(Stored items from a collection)

********************

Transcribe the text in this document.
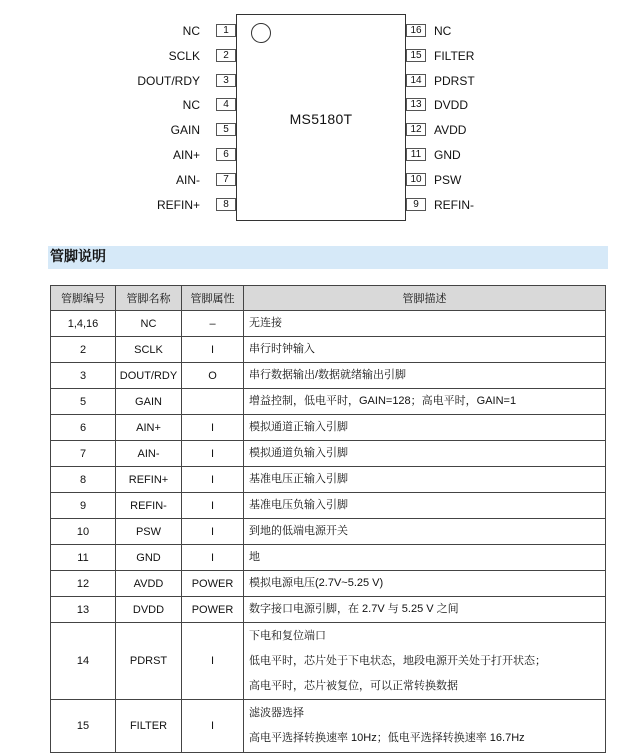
NC	1
SCLK	2
DOUT/RDY	3
NC	4
GAIN	5
AIN+	6
AIN-	7
REFIN+	8
MS5180T
NC
16
FILTER
15
PDRST
14
DVDD
13
AVDD
12
GND
11
PSW
10
REFIN-
9
管脚说明
管脚编号	管脚名称	管脚属性	管脚描述
1,4,16	NC	–	无连接

2	SCLK	I	串行时钟输入

3	DOUT/RDY	O	串行数据输出/数据就绪输出引脚

5	GAIN		增益控制，低电平时，GAIN=128；高电平时，GAIN=1

6	AIN+	I	模拟通道正输入引脚

7	AIN-	I	模拟通道负输入引脚

8	REFIN+	I	基准电压正输入引脚

9	REFIN-	I	基准电压负输入引脚

10	PSW	I	到地的低端电源开关

11	GND	I	地

12	AVDD	POWER	模拟电源电压(2.7V~5.25 V)

13	DVDD	POWER	数字接口电源引脚，在 2.7V 与 5.25 V 之间

14	PDRST	I	下电和复位端口
低电平时，芯片处于下电状态，地段电源开关处于打开状态；
高电平时，芯片被复位，可以正常转换数据

15	FILTER	I	滤波器选择
高电平选择转换速率 10Hz；低电平选择转换速率 16.7Hz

********************

▶ **REQUEST**:
From the records above, copy every line that holds the word "低电平时".

▶ **ANSWER IN FULL**:
5	GAIN		增益控制，低电平时，GAIN=128；高电平时，GAIN=1
低电平时，芯片处于下电状态，地段电源开关处于打开状态；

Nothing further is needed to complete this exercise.